高速クルージングでこそRS6は本領を発揮する
RS6アバントへと乗り込み、スパルタンというよりはむしろゴージャスという形容詞が相応しく感じられるバケットシートへと収まる。
いつも感心するのはアウディ各車のインテリアの仕立ての素晴らしさ。レザーやアルミニウム、さらにはカーボンファイバーをふんだんに用いて仕上げられたこのモデルのそれも、もちろん文句ナシの質感をアピールする。
スタート準備が整いエンジンに火を入れた段階で再度認識させられるのは、RS6アバントがやはり単に高価でゴージャスなだけのステーションワゴンではないということ。重低音に包まれ、迫力あるサウンドとともに高周波の微振動が伝わると、まるでRS6アバントがその秘めたパフォーマンスを武者震いで表現しているかのようでもある。

実施課題:
[1] RS6アバントについての文章のうち、「スタート準備が整いエンジンに」から「現しているかのようでもある。」までを一字一句変えずに出力してください。
[2] RS6アバントについての文章を2文で要約してください。
[3] RS6アバントについての文章の続きを、最後の文の後から書き継いでください。
以下の資料は、上記のRS6アバントについての文章とは関係がありません。

提示資料:

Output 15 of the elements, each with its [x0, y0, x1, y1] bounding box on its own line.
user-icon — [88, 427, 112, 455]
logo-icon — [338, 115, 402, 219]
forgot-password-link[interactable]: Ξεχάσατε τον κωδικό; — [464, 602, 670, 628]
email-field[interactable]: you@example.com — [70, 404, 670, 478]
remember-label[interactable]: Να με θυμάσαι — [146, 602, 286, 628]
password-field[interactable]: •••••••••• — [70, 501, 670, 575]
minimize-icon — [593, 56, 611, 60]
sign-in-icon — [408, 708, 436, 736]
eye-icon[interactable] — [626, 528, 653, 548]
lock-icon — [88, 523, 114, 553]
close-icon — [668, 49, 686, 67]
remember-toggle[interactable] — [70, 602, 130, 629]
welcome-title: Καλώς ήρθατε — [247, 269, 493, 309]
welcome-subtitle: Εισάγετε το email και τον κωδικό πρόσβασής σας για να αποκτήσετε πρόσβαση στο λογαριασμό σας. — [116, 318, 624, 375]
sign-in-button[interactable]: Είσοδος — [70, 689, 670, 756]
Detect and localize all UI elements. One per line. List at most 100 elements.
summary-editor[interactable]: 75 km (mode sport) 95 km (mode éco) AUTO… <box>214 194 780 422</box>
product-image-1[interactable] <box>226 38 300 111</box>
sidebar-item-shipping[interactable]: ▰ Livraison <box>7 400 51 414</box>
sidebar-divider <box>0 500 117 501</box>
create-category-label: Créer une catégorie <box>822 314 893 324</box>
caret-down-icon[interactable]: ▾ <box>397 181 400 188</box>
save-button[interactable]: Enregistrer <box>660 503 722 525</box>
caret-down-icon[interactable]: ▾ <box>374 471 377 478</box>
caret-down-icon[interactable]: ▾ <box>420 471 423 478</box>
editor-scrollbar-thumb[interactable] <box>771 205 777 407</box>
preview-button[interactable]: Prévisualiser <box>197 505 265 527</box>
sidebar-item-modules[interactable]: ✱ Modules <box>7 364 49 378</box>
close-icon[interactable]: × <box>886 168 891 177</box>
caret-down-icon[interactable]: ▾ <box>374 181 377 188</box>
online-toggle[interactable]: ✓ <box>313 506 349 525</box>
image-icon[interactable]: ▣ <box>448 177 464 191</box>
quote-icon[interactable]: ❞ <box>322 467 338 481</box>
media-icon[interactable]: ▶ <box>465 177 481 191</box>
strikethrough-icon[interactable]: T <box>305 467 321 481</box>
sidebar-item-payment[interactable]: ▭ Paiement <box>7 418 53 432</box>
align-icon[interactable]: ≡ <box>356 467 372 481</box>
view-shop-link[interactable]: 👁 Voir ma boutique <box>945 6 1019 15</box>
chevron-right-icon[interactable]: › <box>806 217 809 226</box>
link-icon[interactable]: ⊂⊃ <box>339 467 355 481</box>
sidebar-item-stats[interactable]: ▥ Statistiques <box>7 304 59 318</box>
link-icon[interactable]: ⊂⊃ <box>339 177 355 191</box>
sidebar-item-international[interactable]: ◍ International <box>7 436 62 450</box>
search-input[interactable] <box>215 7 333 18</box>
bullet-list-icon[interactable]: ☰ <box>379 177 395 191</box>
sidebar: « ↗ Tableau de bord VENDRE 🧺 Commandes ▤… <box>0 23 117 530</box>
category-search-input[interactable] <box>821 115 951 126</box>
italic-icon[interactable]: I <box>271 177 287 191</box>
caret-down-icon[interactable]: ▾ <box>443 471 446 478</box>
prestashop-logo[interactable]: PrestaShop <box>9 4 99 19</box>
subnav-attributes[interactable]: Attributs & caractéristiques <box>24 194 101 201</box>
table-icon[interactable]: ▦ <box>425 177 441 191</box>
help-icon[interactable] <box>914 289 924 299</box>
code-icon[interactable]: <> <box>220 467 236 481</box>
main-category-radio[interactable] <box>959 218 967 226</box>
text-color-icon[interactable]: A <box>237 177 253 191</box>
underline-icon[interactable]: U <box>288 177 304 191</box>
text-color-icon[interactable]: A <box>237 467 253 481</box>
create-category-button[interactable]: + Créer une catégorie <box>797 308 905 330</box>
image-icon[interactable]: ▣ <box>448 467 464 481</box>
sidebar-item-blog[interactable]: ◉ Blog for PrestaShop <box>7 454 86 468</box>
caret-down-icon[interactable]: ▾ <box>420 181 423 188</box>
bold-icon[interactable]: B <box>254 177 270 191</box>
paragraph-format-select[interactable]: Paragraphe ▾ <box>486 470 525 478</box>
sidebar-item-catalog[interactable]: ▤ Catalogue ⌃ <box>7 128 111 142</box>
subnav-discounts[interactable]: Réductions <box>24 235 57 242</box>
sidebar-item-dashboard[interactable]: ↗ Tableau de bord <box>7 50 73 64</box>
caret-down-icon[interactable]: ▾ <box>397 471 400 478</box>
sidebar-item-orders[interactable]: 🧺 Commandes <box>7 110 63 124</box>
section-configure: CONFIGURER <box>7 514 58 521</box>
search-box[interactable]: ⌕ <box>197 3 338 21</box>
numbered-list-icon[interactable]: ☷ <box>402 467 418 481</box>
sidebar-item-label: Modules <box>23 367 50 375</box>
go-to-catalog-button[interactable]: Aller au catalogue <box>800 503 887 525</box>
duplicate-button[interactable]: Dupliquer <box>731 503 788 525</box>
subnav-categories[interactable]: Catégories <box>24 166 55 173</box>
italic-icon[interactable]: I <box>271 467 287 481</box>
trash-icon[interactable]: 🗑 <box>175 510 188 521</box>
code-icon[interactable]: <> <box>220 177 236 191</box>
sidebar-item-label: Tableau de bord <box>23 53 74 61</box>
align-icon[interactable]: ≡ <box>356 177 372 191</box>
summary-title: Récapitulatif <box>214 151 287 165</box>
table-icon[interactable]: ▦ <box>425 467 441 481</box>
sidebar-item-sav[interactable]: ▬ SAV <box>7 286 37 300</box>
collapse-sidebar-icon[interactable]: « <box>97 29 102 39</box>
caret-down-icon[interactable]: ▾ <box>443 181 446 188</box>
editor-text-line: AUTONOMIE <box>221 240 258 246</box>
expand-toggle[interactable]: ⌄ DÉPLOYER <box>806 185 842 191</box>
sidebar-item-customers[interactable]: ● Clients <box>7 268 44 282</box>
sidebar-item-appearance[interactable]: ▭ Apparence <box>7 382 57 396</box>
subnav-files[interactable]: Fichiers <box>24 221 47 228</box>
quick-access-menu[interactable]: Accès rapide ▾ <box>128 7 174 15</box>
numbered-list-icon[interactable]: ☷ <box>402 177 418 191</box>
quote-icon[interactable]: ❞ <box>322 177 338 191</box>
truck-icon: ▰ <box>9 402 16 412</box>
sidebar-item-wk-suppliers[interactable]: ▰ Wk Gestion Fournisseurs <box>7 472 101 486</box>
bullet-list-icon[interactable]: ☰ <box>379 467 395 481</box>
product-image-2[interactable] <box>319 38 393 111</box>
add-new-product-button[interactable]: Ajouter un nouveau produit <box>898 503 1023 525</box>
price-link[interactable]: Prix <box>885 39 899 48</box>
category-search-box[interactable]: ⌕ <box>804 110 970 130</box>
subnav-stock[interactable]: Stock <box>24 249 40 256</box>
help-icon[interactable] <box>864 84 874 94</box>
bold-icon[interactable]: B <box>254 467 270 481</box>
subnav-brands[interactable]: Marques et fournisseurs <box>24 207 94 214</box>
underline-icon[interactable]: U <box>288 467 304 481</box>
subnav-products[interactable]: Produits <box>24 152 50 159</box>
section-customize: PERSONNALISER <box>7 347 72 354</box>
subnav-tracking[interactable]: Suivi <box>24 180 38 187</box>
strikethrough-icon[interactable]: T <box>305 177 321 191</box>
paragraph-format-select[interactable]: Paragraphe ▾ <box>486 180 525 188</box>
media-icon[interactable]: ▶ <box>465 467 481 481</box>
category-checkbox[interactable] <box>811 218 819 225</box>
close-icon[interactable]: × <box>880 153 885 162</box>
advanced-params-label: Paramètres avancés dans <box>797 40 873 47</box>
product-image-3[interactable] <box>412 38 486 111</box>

項目別解答:
[1]
スタート準備が整いエンジンに火を入れた段階で再度認識させられるのは、RS6アバントがやはり単に高価でゴージャスなだけのステーションワゴンではないということ。重低音に包まれ、迫力あるサウンドとともに高周波の微振動が伝わると、まるでRS6アバントがその秘めたパフォーマンスを武者震いで表現しているかのようでもある。

[2] RS6アバントの車内は、ゴージャスと形容すべきバケットシートを備え、レザーやアルミニウム、カーボンファイバーをふんだんに用いた文句なしの質感に仕上げられている。エンジンを始動すると重低音と迫力あるサウンドに包まれ、高周波の微振動が伝わり、単に高価でゴージャスなだけのステーションワゴンではないことが改めて認識させられる。

[3]
迫力のサウンドは続くものの、アクセルペダルを浅く踏み込む限りではその加速感はあくまでもジェントルな印象に終始する。路面凹凸や継ぎ目を拾うたびに20インチという巨大なシューズが動くばね下荷重の大きさは意識させられるが、それを除けばフットワークのテイストが予想より遥かにしなやかなのも、そうしたジェントルさを加速する。
今回のテスト車両はオプションの3ステージダンパーを装着していたが、最もソフトな「コンフォート」では一見のしなやかさは増すものの、ボディの無駄な動きが目立つようになるため街乗りシーンでもあまり快適とは思えなかった。個人的には中間の「ダイナミック」がベストポジション。一方で、快適なフットワークに対するパワーステアリングの味付けがなんとも人工的だったのは残念。40km/h程度までの軽さと50km/h以上での反力の強さの間に大きな「壁感」が存在する。交差点を軽い操舵力で曲がった直後に突然グンと反力が強くなるなど、連続性に欠けるその制御には強い違和感を覚えざるを得なかった。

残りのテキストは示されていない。